**Instruction:** Can you write out the whole listing exactly?

Items from a figure collection:
+--

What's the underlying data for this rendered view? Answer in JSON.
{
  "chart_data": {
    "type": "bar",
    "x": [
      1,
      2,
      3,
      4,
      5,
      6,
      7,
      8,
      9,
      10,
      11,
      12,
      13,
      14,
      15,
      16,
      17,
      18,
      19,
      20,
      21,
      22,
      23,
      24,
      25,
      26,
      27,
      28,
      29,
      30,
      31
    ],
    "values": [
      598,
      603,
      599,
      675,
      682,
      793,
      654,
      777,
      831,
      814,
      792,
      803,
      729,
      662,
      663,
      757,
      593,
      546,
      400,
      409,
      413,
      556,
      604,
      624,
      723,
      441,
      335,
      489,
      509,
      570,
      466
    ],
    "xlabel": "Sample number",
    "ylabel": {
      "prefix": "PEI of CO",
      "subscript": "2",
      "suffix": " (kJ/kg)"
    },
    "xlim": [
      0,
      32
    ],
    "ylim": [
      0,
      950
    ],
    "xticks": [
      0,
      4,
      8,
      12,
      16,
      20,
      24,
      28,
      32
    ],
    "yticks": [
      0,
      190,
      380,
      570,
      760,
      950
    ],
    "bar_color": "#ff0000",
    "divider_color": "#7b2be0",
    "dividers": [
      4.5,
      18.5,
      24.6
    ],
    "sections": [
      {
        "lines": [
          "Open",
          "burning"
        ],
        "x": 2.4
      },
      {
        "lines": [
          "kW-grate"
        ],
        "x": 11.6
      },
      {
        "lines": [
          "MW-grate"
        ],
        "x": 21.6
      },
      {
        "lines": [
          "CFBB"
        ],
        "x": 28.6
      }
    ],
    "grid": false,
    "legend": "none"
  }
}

+--

**Response to the exercise:**
What's the underlying data for this rendered view? Answer in JSON.
{
  "chart_data": {
    "type": "bar",
    "x": [
      1,
      2,
      3,
      4,
      5,
      6,
      7,
      8,
      9,
      10,
      11,
      12,
      13,
      14,
      15,
      16,
      17,
      18,
      19,
      20,
      21,
      22,
      23,
      24,
      25,
      26,
      27,
      28,
      29,
      30,
      31
    ],
    "values": [
      598,
      603,
      599,
      675,
      682,
      793,
      654,
      777,
      831,
      814,
      792,
      803,
      729,
      662,
      663,
      757,
      593,
      546,
      400,
      409,
      413,
      556,
      604,
      624,
      723,
      441,
      335,
      489,
      509,
      570,
      466
    ],
    "xlabel": "Sample number",
    "ylabel": {
      "prefix": "PEI of CO",
      "subscript": "2",
      "suffix": " (kJ/kg)"
    },
    "xlim": [
      0,
      32
    ],
    "ylim": [
      0,
      950
    ],
    "xticks": [
      0,
      4,
      8,
      12,
      16,
      20,
      24,
      28,
      32
    ],
    "yticks": [
      0,
      190,
      380,
      570,
      760,
      950
    ],
    "bar_color": "#ff0000",
    "divider_color": "#7b2be0",
    "dividers": [
      4.5,
      18.5,
      24.6
    ],
    "sections": [
      {
        "lines": [
          "Open",
          "burning"
        ],
        "x": 2.4
      },
      {
        "lines": [
          "kW-grate"
        ],
        "x": 11.6
      },
      {
        "lines": [
          "MW-grate"
        ],
        "x": 21.6
      },
      {
        "lines": [
          "CFBB"
        ],
        "x": 28.6
      }
    ],
    "grid": false,
    "legend": "none"
  }
}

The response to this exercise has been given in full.